◆ THE EXERCISE
Return the listing below in full, with every line exactly as it is.

◆ DATASET RECORDS
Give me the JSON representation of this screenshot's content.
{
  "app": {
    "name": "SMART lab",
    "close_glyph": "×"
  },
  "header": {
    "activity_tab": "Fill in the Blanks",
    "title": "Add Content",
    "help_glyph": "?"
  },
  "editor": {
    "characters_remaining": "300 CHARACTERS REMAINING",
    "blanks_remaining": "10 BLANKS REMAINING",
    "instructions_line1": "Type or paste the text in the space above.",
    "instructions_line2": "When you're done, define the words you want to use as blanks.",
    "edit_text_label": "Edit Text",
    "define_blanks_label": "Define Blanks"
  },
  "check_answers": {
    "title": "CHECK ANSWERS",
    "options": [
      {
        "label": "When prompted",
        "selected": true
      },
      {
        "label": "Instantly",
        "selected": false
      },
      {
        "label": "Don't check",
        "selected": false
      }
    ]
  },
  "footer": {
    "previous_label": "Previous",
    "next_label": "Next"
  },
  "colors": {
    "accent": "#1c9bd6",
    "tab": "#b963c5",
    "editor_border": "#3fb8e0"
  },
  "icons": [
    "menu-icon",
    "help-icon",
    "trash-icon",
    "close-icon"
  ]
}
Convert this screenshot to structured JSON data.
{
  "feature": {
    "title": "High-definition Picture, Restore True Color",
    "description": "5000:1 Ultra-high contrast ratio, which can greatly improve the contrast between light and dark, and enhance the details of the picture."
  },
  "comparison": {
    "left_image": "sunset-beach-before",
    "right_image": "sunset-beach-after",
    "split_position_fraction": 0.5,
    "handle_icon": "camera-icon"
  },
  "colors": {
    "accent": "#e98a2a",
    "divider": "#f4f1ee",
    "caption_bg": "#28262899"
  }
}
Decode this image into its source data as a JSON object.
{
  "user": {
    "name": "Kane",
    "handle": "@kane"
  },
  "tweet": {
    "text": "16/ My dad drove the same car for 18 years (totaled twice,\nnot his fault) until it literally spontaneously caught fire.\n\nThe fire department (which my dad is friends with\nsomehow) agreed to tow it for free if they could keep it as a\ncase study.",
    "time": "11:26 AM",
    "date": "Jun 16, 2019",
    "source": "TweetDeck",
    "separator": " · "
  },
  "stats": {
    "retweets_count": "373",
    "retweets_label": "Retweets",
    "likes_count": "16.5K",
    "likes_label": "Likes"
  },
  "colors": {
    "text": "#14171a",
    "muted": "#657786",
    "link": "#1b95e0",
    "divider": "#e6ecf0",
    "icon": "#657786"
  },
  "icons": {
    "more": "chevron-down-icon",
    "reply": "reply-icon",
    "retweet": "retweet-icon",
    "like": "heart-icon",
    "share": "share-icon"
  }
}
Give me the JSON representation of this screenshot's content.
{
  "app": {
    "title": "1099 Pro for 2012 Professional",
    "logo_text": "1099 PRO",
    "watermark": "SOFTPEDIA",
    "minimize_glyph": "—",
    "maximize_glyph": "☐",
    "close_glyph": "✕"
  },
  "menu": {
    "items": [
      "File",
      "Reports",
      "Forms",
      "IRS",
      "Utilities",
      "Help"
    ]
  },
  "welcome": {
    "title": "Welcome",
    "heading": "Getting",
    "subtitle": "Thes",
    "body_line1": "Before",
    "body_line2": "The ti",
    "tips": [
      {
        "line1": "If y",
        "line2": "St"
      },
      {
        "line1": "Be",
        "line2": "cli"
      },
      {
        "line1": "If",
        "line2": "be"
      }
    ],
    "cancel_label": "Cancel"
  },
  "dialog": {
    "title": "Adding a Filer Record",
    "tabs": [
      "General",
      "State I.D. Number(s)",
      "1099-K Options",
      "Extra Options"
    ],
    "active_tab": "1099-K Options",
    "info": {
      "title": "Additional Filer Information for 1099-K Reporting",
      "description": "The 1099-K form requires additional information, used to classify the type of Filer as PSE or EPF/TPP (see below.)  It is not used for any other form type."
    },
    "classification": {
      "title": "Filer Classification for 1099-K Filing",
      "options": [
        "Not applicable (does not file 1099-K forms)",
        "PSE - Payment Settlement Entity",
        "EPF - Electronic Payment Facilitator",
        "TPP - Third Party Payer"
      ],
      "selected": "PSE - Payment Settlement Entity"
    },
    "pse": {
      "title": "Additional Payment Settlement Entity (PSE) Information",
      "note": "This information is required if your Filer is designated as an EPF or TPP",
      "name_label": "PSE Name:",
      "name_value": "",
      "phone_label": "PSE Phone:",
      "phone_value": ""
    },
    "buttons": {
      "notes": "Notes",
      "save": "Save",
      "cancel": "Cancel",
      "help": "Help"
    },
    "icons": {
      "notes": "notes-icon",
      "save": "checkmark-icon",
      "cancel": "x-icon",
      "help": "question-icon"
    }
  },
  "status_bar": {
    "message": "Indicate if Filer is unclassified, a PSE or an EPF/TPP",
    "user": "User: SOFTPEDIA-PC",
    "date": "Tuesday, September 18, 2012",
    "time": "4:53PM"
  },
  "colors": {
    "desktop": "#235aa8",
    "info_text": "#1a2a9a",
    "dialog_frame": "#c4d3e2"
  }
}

◆ EXERCISE RESULT
Give me the JSON representation of this screenshot's content.
{
  "app": {
    "name": "SMART lab",
    "close_glyph": "×"
  },
  "header": {
    "activity_tab": "Fill in the Blanks",
    "title": "Add Content",
    "help_glyph": "?"
  },
  "editor": {
    "characters_remaining": "300 CHARACTERS REMAINING",
    "blanks_remaining": "10 BLANKS REMAINING",
    "instructions_line1": "Type or paste the text in the space above.",
    "instructions_line2": "When you're done, define the words you want to use as blanks.",
    "edit_text_label": "Edit Text",
    "define_blanks_label": "Define Blanks"
  },
  "check_answers": {
    "title": "CHECK ANSWERS",
    "options": [
      {
        "label": "When prompted",
        "selected": true
      },
      {
        "label": "Instantly",
        "selected": false
      },
      {
        "label": "Don't check",
        "selected": false
      }
    ]
  },
  "footer": {
    "previous_label": "Previous",
    "next_label": "Next"
  },
  "colors": {
    "accent": "#1c9bd6",
    "tab": "#b963c5",
    "editor_border": "#3fb8e0"
  },
  "icons": [
    "menu-icon",
    "help-icon",
    "trash-icon",
    "close-icon"
  ]
}
Convert this screenshot to structured JSON data.
{
  "feature": {
    "title": "High-definition Picture, Restore True Color",
    "description": "5000:1 Ultra-high contrast ratio, which can greatly improve the contrast between light and dark, and enhance the details of the picture."
  },
  "comparison": {
    "left_image": "sunset-beach-before",
    "right_image": "sunset-beach-after",
    "split_position_fraction": 0.5,
    "handle_icon": "camera-icon"
  },
  "colors": {
    "accent": "#e98a2a",
    "divider": "#f4f1ee",
    "caption_bg": "#28262899"
  }
}
Decode this image into its source data as a JSON object.
{
  "user": {
    "name": "Kane",
    "handle": "@kane"
  },
  "tweet": {
    "text": "16/ My dad drove the same car for 18 years (totaled twice,\nnot his fault) until it literally spontaneously caught fire.\n\nThe fire department (which my dad is friends with\nsomehow) agreed to tow it for free if they could keep it as a\ncase study.",
    "time": "11:26 AM",
    "date": "Jun 16, 2019",
    "source": "TweetDeck",
    "separator": " · "
  },
  "stats": {
    "retweets_count": "373",
    "retweets_label": "Retweets",
    "likes_count": "16.5K",
    "likes_label": "Likes"
  },
  "colors": {
    "text": "#14171a",
    "muted": "#657786",
    "link": "#1b95e0",
    "divider": "#e6ecf0",
    "icon": "#657786"
  },
  "icons": {
    "more": "chevron-down-icon",
    "reply": "reply-icon",
    "retweet": "retweet-icon",
    "like": "heart-icon",
    "share": "share-icon"
  }
}
Give me the JSON representation of this screenshot's content.
{
  "app": {
    "title": "1099 Pro for 2012 Professional",
    "logo_text": "1099 PRO",
    "watermark": "SOFTPEDIA",
    "minimize_glyph": "—",
    "maximize_glyph": "☐",
    "close_glyph": "✕"
  },
  "menu": {
    "items": [
      "File",
      "Reports",
      "Forms",
      "IRS",
      "Utilities",
      "Help"
    ]
  },
  "welcome": {
    "title": "Welcome",
    "heading": "Getting",
    "subtitle": "Thes",
    "body_line1": "Before",
    "body_line2": "The ti",
    "tips": [
      {
        "line1": "If y",
        "line2": "St"
      },
      {
        "line1": "Be",
        "line2": "cli"
      },
      {
        "line1": "If",
        "line2": "be"
      }
    ],
    "cancel_label": "Cancel"
  },
  "dialog": {
    "title": "Adding a Filer Record",
    "tabs": [
      "General",
      "State I.D. Number(s)",
      "1099-K Options",
      "Extra Options"
    ],
    "active_tab": "1099-K Options",
    "info": {
      "title": "Additional Filer Information for 1099-K Reporting",
      "description": "The 1099-K form requires additional information, used to classify the type of Filer as PSE or EPF/TPP (see below.)  It is not used for any other form type."
    },
    "classification": {
      "title": "Filer Classification for 1099-K Filing",
      "options": [
        "Not applicable (does not file 1099-K forms)",
        "PSE - Payment Settlement Entity",
        "EPF - Electronic Payment Facilitator",
        "TPP - Third Party Payer"
      ],
      "selected": "PSE - Payment Settlement Entity"
    },
    "pse": {
      "title": "Additional Payment Settlement Entity (PSE) Information",
      "note": "This information is required if your Filer is designated as an EPF or TPP",
      "name_label": "PSE Name:",
      "name_value": "",
      "phone_label": "PSE Phone:",
      "phone_value": ""
    },
    "buttons": {
      "notes": "Notes",
      "save": "Save",
      "cancel": "Cancel",
      "help": "Help"
    },
    "icons": {
      "notes": "notes-icon",
      "save": "checkmark-icon",
      "cancel": "x-icon",
      "help": "question-icon"
    }
  },
  "status_bar": {
    "message": "Indicate if Filer is unclassified, a PSE or an EPF/TPP",
    "user": "User: SOFTPEDIA-PC",
    "date": "Tuesday, September 18, 2012",
    "time": "4:53PM"
  },
  "colors": {
    "desktop": "#235aa8",
    "info_text": "#1a2a9a",
    "dialog_frame": "#c4d3e2"
  }
}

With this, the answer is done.